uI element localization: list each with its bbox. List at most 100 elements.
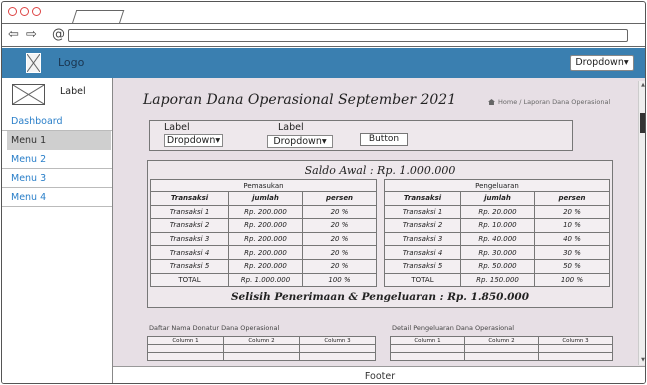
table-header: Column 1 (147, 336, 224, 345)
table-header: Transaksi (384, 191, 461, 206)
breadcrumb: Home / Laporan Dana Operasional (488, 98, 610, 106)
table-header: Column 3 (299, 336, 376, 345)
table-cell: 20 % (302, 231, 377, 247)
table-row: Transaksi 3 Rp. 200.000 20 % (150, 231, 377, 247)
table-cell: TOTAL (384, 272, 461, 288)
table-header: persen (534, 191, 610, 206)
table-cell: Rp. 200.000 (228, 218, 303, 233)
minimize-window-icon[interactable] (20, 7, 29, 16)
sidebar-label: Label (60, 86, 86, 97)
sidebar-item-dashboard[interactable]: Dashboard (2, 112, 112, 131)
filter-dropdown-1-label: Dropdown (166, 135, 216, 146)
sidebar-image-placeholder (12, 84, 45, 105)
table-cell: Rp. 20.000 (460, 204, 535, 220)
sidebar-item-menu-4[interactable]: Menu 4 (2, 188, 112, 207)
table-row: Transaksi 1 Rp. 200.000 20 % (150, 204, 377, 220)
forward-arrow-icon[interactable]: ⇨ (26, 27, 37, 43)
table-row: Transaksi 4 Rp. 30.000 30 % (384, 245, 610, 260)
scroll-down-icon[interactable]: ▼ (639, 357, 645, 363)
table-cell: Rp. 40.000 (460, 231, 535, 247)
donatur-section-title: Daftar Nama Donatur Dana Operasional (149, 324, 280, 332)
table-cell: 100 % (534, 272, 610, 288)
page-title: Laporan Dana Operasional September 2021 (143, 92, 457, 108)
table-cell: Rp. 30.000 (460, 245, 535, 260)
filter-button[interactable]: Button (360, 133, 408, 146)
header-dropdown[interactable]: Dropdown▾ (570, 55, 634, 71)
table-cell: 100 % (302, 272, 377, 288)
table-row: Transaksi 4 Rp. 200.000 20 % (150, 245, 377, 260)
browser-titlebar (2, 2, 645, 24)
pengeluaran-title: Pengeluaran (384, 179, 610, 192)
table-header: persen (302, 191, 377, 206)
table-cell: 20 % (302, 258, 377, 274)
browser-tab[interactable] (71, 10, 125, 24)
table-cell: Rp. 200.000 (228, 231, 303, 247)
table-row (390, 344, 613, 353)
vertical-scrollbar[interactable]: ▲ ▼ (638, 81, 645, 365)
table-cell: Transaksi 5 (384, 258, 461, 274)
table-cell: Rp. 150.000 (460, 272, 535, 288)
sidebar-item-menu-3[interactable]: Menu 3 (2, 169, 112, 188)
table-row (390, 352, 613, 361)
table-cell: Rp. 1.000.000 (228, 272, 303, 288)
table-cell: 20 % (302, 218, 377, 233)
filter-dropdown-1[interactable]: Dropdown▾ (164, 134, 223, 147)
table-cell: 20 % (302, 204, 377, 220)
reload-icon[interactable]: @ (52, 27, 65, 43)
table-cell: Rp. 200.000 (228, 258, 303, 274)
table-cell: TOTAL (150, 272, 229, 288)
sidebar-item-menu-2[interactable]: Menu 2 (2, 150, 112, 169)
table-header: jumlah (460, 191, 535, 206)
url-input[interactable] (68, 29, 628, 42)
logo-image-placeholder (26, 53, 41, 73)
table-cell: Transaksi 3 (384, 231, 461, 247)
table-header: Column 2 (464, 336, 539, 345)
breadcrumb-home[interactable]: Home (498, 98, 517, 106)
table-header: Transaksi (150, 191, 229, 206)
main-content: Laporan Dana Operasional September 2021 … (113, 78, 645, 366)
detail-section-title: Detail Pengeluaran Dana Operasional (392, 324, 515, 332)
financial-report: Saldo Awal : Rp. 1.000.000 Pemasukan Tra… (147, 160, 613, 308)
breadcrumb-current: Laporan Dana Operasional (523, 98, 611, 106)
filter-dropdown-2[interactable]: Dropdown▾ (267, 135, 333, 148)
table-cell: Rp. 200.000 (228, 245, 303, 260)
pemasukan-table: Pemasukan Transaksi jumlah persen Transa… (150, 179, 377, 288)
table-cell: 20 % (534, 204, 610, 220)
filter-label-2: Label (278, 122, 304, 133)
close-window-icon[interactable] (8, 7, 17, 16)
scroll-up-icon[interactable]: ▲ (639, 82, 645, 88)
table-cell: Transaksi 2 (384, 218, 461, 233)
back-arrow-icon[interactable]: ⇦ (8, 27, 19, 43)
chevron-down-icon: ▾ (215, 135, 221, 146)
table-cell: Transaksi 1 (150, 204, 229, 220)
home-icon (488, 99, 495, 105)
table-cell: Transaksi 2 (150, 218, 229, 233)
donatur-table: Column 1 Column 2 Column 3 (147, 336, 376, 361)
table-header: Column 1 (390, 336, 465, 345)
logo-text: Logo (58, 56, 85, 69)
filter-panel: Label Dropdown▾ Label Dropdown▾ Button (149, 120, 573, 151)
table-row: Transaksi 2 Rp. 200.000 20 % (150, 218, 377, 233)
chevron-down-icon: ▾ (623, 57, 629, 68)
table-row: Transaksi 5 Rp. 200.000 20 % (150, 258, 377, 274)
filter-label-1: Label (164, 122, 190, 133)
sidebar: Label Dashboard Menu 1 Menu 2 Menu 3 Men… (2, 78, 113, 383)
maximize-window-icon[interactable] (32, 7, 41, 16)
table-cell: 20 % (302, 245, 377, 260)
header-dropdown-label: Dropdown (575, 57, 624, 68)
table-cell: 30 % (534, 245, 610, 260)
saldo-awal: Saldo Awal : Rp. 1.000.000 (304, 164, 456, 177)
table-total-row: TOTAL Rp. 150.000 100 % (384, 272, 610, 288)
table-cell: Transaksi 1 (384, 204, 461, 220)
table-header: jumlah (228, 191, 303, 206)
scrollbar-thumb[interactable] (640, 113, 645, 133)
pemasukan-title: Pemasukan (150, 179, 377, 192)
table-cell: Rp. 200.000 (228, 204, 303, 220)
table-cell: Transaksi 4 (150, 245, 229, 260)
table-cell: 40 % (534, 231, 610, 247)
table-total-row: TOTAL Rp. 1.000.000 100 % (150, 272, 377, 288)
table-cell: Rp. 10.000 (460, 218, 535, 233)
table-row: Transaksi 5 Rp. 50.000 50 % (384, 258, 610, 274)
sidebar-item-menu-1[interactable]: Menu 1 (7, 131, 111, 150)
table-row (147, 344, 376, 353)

---

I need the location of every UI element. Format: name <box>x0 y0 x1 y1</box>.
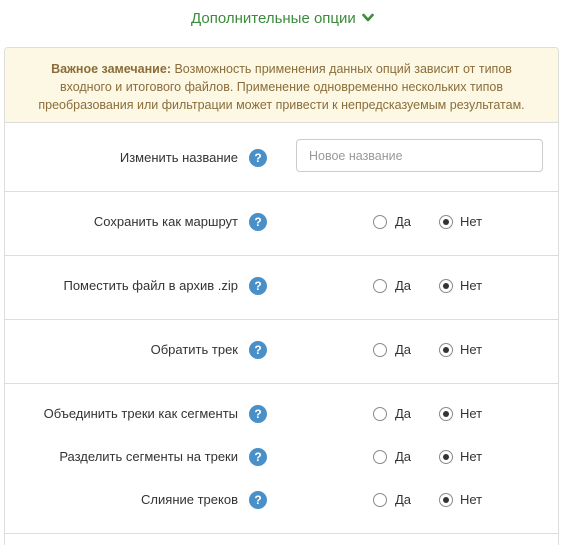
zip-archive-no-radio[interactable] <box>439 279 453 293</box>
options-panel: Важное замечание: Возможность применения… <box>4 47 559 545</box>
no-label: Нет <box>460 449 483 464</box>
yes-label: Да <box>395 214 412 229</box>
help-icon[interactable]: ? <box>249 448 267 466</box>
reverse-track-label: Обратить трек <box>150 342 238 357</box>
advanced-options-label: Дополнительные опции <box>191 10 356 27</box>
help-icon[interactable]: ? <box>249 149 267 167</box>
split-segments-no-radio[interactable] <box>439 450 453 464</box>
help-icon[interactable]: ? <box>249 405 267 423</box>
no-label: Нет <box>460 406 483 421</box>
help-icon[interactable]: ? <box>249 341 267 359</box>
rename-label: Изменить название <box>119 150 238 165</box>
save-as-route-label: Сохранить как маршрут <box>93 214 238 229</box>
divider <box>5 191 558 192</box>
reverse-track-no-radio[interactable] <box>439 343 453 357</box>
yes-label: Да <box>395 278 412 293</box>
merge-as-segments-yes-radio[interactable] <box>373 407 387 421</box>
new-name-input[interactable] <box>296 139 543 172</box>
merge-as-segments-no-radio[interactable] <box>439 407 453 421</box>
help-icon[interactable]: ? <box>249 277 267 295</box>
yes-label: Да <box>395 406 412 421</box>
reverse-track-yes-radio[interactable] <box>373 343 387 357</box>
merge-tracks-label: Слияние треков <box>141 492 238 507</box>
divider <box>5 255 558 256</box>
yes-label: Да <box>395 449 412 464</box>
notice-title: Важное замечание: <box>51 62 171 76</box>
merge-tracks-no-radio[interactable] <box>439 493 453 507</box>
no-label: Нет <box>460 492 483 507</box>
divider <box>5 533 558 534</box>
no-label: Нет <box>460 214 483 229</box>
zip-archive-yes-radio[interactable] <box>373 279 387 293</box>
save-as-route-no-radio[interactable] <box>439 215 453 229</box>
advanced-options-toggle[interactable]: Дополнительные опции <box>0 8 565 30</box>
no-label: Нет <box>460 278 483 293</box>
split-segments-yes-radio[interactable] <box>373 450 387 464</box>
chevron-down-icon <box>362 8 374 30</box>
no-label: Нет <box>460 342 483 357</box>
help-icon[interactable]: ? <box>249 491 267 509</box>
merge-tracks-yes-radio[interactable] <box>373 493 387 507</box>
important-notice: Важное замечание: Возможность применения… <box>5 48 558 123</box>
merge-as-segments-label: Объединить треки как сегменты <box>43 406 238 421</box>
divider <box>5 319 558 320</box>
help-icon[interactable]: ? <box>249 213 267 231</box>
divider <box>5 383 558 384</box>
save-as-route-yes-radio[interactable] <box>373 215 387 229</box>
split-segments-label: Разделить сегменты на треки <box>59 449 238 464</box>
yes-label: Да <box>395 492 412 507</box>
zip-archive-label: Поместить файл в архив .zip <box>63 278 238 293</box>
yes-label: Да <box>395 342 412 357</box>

--

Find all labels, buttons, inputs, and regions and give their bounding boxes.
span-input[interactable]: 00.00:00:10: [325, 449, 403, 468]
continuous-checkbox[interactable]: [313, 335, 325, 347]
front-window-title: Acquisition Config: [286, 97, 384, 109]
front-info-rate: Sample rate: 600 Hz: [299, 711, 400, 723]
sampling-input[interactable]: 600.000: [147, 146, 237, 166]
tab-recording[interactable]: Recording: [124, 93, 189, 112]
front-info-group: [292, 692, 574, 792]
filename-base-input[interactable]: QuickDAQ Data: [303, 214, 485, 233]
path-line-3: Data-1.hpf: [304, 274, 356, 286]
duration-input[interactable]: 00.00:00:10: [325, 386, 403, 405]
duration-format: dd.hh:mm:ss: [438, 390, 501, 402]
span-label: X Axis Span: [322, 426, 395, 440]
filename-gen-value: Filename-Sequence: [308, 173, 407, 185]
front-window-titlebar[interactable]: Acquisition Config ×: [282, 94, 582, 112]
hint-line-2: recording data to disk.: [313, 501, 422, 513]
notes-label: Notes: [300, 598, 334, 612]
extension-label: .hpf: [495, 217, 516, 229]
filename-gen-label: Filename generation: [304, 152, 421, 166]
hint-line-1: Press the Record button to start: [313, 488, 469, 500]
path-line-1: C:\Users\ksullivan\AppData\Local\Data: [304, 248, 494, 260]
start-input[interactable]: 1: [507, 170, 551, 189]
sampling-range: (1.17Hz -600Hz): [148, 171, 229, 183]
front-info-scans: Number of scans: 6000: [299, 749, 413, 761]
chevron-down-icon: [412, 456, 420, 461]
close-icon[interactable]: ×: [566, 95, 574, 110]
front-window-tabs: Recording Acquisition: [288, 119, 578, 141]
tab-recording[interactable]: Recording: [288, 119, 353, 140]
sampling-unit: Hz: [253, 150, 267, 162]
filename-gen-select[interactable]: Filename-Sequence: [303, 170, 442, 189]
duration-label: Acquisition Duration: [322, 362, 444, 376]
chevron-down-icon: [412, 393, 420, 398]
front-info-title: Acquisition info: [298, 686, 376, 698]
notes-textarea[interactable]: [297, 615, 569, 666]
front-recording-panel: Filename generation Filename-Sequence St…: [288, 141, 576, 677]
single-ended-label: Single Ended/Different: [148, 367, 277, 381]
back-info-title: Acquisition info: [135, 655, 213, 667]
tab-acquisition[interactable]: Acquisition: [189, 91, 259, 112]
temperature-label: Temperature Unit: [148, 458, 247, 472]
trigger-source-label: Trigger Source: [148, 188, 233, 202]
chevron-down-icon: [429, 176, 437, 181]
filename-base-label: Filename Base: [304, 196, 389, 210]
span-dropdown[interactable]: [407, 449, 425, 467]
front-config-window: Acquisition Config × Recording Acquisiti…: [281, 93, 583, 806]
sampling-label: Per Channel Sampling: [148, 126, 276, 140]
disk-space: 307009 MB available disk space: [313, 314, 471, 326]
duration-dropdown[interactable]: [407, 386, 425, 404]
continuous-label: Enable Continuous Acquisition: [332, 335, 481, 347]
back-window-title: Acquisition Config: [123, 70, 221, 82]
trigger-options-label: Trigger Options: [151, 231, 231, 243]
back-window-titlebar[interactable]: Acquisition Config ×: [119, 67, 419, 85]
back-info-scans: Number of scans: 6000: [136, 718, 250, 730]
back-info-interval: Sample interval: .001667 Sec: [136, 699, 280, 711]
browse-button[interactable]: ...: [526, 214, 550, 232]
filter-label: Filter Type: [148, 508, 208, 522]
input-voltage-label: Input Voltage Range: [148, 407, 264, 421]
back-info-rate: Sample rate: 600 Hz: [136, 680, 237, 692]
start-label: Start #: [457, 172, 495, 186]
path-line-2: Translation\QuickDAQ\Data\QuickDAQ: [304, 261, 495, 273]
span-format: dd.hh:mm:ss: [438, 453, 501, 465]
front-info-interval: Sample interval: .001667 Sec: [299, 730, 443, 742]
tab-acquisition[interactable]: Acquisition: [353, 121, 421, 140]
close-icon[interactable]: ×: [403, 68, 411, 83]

DIRECTION:
Pick out every line in the material above that contains the string "TOTAL", treating case as significant.

TASK SOLUTION:
table-cell: TOTAL (384, 272, 461, 288)
table-cell: TOTAL (150, 272, 229, 288)
table-total-row: TOTAL Rp. 150.000 100 % (384, 272, 610, 288)
table-total-row: TOTAL Rp. 1.000.000 100 % (150, 272, 377, 288)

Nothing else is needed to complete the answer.